Work instructions: Set down each line of the material that follows, exactly, with no pictures.

Data listing:
+++++

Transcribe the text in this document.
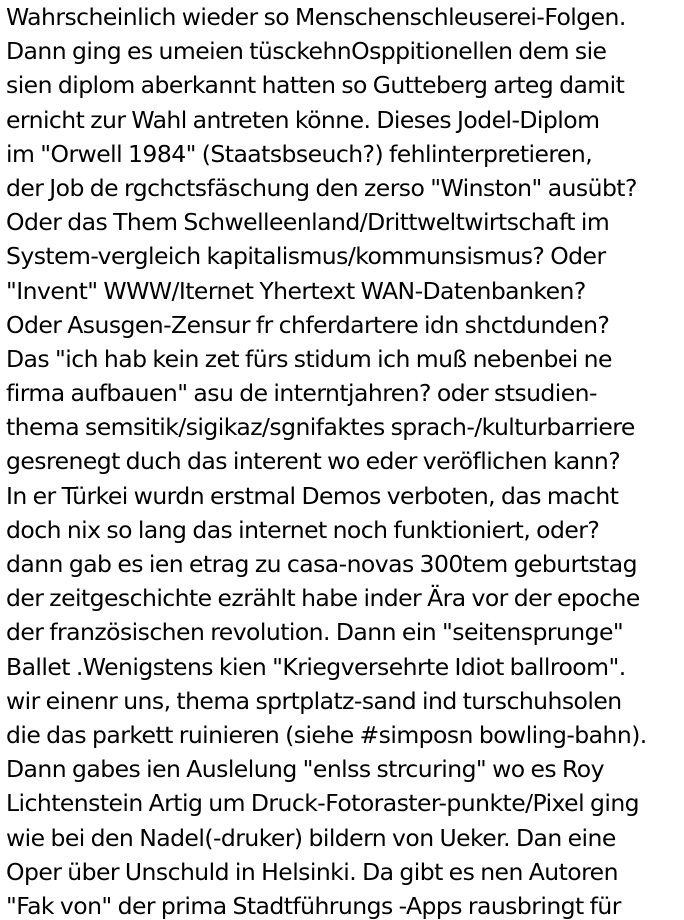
Wahrscheinlich wieder so Menschenschleuserei-Folgen.
Dann ging es umeien tüsckehnOsppitionellen dem sie
sien diplom aberkannt hatten so Gutteberg arteg damit
ernicht zur Wahl antreten könne. Dieses Jodel-Diplom
im "Orwell 1984" (Staatsbseuch?) fehlinterpretieren,
der Job de rgchctsfäschung den zerso "Winston" ausübt?
Oder das Them Schwelleenland/Drittweltwirtschaft im
System-vergleich kapitalismus/kommunsismus? Oder
"Invent" WWW/Iternet Yhertext WAN-Datenbanken?
Oder Asusgen-Zensur fr chferdartere idn shctdunden?
Das "ich hab kein zet fürs stidum ich muß nebenbei ne
firma aufbauen" asu de interntjahren? oder stsudien-
thema semsitik/sigikaz/sgnifaktes sprach-/kulturbarriere
gesrenegt duch das interent wo eder veröflichen kann?
In er Türkei wurdn erstmal Demos verboten, das macht
doch nix so lang das internet noch funktioniert, oder?
dann gab es ien etrag zu casa-novas 300tem geburtstag
der zeitgeschichte ezrählt habe inder Ära vor der epoche
der französischen revolution. Dann ein "seitensprunge"
Ballet .Wenigstens kien "Kriegversehrte Idiot ballroom".
wir einenr uns, thema sprtplatz-sand ind turschuhsolen
die das parkett ruinieren (siehe #simposn bowling-bahn).
Dann gabes ien Auslelung "enlss strcuring" wo es Roy
Lichtenstein Artig um Druck-Fotoraster-punkte/Pixel ging
wie bei den Nadel(-druker) bildern von Ueker. Dan eine
Oper über Unschuld in Helsinki. Da gibt es nen Autoren
"Fak von" der prima Stadtführungs -Apps rausbringt für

+++++

The solution:
Transcribe the text in this document.
Wahrscheinlich wieder so Menschenschleuserei-Folgen.
Dann ging es umeien tüsckehnOsppitionellen dem sie
sien diplom aberkannt hatten so Gutteberg arteg damit
ernicht zur Wahl antreten könne. Dieses Jodel-Diplom
im "Orwell 1984" (Staatsbseuch?) fehlinterpretieren,
der Job de rgchctsfäschung den zerso "Winston" ausübt?
Oder das Them Schwelleenland/Drittweltwirtschaft im
System-vergleich kapitalismus/kommunsismus? Oder
"Invent" WWW/Iternet Yhertext WAN-Datenbanken?
Oder Asusgen-Zensur fr chferdartere idn shctdunden?
Das "ich hab kein zet fürs stidum ich muß nebenbei ne
firma aufbauen" asu de interntjahren? oder stsudien-
thema semsitik/sigikaz/sgnifaktes sprach-/kulturbarriere
gesrenegt duch das interent wo eder veröflichen kann?
In er Türkei wurdn erstmal Demos verboten, das macht
doch nix so lang das internet noch funktioniert, oder?
dann gab es ien etrag zu casa-novas 300tem geburtstag
der zeitgeschichte ezrählt habe inder Ära vor der epoche
der französischen revolution. Dann ein "seitensprunge"
Ballet .Wenigstens kien "Kriegversehrte Idiot ballroom".
wir einenr uns, thema sprtplatz-sand ind turschuhsolen
die das parkett ruinieren (siehe #simposn bowling-bahn).
Dann gabes ien Auslelung "enlss strcuring" wo es Roy
Lichtenstein Artig um Druck-Fotoraster-punkte/Pixel ging
wie bei den Nadel(-druker) bildern von Ueker. Dan eine
Oper über Unschuld in Helsinki. Da gibt es nen Autoren
"Fak von" der prima Stadtführungs -Apps rausbringt für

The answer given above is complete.